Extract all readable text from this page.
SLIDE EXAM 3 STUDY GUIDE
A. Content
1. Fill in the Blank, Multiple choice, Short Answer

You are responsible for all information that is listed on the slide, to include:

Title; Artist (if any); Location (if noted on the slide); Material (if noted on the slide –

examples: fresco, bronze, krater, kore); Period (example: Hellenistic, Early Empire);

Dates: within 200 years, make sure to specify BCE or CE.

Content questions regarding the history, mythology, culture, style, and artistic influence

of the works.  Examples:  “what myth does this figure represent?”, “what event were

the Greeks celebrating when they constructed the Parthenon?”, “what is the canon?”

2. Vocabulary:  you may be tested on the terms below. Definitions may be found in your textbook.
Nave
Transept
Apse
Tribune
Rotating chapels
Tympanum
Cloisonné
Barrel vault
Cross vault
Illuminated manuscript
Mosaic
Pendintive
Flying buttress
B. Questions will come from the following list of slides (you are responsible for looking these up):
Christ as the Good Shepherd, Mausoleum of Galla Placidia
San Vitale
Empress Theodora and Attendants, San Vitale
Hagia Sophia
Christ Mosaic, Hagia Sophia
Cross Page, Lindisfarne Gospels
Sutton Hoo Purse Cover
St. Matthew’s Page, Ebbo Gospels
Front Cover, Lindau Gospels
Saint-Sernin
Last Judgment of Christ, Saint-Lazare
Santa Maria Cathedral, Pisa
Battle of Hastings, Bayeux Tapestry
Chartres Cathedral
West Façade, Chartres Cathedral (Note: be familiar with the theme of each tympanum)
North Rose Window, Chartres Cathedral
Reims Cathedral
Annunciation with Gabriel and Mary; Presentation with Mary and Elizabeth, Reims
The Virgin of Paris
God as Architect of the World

☆ ☆ ☆ ☆ ☆ ☆ ☆

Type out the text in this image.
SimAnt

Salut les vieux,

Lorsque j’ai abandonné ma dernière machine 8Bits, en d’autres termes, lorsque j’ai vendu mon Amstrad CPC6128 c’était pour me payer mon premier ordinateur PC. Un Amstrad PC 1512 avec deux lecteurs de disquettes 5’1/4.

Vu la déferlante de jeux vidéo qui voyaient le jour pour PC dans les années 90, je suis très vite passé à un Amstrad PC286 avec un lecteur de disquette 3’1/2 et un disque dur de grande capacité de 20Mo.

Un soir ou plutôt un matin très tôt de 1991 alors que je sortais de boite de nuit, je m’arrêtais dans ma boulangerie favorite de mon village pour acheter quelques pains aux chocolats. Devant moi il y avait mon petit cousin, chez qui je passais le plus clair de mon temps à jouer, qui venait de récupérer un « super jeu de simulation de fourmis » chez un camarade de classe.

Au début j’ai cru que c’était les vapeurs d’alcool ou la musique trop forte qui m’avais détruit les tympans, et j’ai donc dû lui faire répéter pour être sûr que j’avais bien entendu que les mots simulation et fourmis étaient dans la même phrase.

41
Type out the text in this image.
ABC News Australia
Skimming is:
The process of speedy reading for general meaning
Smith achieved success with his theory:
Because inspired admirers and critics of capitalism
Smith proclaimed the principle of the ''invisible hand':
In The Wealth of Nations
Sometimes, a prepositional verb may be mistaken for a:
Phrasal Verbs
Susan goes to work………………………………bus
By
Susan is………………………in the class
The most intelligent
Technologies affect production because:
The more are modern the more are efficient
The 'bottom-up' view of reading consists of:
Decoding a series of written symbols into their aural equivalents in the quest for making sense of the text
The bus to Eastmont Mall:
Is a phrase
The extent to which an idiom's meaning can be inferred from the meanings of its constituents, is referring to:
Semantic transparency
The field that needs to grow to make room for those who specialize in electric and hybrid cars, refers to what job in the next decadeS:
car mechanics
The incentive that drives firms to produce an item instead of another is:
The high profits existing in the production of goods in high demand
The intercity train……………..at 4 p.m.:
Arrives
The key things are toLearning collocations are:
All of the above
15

☆ ☆ ☆ ☆ ☆ ☆ ☆

■ Problem description:
Copy each line from the data above that includes "Saint".

■ Solved exercise:
Saint-Sernin
Last Judgment of Christ, Saint-Lazare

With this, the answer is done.